TASK DESCRIPTION:
List all lines in the material below that contain "Distance".

* * * * * * *

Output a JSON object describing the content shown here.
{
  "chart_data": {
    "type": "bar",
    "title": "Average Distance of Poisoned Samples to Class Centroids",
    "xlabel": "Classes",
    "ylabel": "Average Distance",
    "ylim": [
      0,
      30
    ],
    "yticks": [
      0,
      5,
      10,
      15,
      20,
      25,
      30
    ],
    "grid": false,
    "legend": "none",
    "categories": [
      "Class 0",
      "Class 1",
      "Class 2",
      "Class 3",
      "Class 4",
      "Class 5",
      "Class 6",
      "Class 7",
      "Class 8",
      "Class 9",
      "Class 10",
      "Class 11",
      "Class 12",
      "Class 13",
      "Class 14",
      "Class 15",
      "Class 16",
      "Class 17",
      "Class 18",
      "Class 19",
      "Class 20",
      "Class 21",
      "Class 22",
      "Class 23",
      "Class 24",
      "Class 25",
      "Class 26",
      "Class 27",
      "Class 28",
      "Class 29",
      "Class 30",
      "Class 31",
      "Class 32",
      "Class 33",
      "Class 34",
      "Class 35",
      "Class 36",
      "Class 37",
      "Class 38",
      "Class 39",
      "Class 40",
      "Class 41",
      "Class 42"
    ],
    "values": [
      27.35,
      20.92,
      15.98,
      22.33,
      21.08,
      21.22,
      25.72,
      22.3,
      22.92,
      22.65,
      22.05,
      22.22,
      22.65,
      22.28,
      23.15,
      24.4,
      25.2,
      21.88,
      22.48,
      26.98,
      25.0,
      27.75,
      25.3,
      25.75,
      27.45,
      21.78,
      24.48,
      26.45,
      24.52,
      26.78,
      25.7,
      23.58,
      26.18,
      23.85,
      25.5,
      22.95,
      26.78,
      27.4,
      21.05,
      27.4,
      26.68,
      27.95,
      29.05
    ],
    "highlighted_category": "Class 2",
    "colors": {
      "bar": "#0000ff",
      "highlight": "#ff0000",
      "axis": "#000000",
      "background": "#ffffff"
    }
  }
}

* * * * * * *

RESULT OF THIS TASK:
    "title": "Average Distance of Poisoned Samples to Class Centroids",
    "ylabel": "Average Distance",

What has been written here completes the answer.